* BEGIN *
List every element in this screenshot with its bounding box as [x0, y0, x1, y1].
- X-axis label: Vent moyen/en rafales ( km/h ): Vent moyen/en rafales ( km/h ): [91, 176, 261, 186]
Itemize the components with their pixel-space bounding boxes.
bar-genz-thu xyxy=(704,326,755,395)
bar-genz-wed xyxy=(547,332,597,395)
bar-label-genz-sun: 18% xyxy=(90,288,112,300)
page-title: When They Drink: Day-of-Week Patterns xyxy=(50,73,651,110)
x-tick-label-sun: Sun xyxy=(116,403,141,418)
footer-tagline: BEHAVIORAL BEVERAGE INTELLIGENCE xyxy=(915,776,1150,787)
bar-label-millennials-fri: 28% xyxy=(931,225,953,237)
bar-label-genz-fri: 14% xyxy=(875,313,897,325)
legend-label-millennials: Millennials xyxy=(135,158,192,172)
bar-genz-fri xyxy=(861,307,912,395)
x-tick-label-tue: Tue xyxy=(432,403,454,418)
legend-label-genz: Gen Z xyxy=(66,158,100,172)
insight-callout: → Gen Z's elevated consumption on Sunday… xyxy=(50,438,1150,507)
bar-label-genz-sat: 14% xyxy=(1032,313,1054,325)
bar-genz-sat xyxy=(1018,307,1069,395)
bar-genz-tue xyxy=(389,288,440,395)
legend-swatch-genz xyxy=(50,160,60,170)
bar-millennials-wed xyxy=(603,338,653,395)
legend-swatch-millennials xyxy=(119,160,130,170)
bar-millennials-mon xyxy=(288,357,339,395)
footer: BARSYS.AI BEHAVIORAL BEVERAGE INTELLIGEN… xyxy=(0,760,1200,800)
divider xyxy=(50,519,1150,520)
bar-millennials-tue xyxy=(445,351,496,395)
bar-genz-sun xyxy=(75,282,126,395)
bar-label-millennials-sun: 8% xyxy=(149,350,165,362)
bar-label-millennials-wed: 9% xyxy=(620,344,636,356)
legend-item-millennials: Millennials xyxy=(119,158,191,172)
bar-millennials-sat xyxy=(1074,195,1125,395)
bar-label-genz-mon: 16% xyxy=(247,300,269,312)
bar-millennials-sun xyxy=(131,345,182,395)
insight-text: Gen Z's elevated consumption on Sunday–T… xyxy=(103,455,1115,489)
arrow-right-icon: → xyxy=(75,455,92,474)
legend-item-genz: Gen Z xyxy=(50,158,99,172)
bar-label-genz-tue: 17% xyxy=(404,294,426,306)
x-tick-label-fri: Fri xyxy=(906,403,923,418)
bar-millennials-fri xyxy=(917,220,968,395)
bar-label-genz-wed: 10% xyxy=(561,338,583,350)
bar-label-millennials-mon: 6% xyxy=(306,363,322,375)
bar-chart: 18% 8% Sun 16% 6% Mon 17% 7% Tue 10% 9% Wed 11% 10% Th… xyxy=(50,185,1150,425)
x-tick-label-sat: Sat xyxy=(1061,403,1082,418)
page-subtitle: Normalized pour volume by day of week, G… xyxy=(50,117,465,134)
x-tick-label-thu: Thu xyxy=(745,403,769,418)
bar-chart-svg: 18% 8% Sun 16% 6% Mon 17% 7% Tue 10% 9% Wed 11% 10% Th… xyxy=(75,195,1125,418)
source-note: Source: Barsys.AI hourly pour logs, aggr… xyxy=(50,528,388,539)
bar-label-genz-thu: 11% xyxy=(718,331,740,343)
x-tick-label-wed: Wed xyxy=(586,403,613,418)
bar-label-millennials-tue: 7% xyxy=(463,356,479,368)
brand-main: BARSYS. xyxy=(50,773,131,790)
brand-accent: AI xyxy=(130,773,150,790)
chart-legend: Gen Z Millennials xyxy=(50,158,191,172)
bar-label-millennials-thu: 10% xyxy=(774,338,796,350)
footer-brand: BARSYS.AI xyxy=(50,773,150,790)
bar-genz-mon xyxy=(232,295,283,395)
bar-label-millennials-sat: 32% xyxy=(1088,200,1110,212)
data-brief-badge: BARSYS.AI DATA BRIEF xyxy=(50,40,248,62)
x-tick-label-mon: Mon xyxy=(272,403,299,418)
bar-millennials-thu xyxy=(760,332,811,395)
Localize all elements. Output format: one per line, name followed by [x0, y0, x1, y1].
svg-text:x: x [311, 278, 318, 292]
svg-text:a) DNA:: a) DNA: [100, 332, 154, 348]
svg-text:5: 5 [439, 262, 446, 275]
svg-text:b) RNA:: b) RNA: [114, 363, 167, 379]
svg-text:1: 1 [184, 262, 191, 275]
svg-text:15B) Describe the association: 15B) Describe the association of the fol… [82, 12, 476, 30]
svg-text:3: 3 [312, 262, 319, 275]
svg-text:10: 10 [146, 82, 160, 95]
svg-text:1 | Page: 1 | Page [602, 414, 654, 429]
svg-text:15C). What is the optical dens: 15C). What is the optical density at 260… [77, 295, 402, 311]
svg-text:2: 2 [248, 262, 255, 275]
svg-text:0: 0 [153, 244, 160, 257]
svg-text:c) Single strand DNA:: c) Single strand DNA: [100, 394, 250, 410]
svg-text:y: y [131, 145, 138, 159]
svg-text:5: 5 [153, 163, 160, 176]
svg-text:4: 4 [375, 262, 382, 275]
* END *
Stated task:
Rewrite everything from the start of the material down to and including the line containing "bar-millennials-tue xyxy=(445,351,496,395)" as a Markdown table with the columns Row and Material line. Number each row, and omit blank lines.

Output for this exercise:
| Row | Material line |
|---|---|
| 1 | List every element in this screenshot with its bounding box as [x0, y0, x1, y1]. |
| 2 | - X-axis label: Vent moyen/en rafales ( km/h ): Vent moyen/en rafales ( km/h ): [91, 176, 261, 186] |
| 3 | Itemize the components with their pixel-space bounding boxes. |
| 4 | bar-genz-thu xyxy=(704,326,755,395) |
| 5 | bar-genz-wed xyxy=(547,332,597,395) |
| 6 | bar-label-genz-sun: 18% xyxy=(90,288,112,300) |
| 7 | page-title: When They Drink: Day-of-Week Patterns xyxy=(50,73,651,110) |
| 8 | x-tick-label-sun: Sun xyxy=(116,403,141,418) |
| 9 | footer-tagline: BEHAVIORAL BEVERAGE INTELLIGENCE xyxy=(915,776,1150,787) |
| 10 | bar-label-millennials-fri: 28% xyxy=(931,225,953,237) |
| 11 | bar-label-genz-fri: 14% xyxy=(875,313,897,325) |
| 12 | legend-label-millennials: Millennials xyxy=(135,158,192,172) |
| 13 | bar-genz-fri xyxy=(861,307,912,395) |
| 14 | x-tick-label-tue: Tue xyxy=(432,403,454,418) |
| 15 | legend-label-genz: Gen Z xyxy=(66,158,100,172) |
| 16 | insight-callout: → Gen Z's elevated consumption on Sunday… xyxy=(50,438,1150,507) |
| 17 | bar-label-genz-sat: 14% xyxy=(1032,313,1054,325) |
| 18 | bar-genz-sat xyxy=(1018,307,1069,395) |
| 19 | bar-genz-tue xyxy=(389,288,440,395) |
| 20 | legend-swatch-genz xyxy=(50,160,60,170) |
| 21 | bar-millennials-wed xyxy=(603,338,653,395) |
| 22 | legend-swatch-millennials xyxy=(119,160,130,170) |
| 23 | bar-millennials-mon xyxy=(288,357,339,395) |
| 24 | footer: BARSYS.AI BEHAVIORAL BEVERAGE INTELLIGEN… xyxy=(0,760,1200,800) |
| 25 | divider xyxy=(50,519,1150,520) |
| 26 | bar-millennials-tue xyxy=(445,351,496,395) |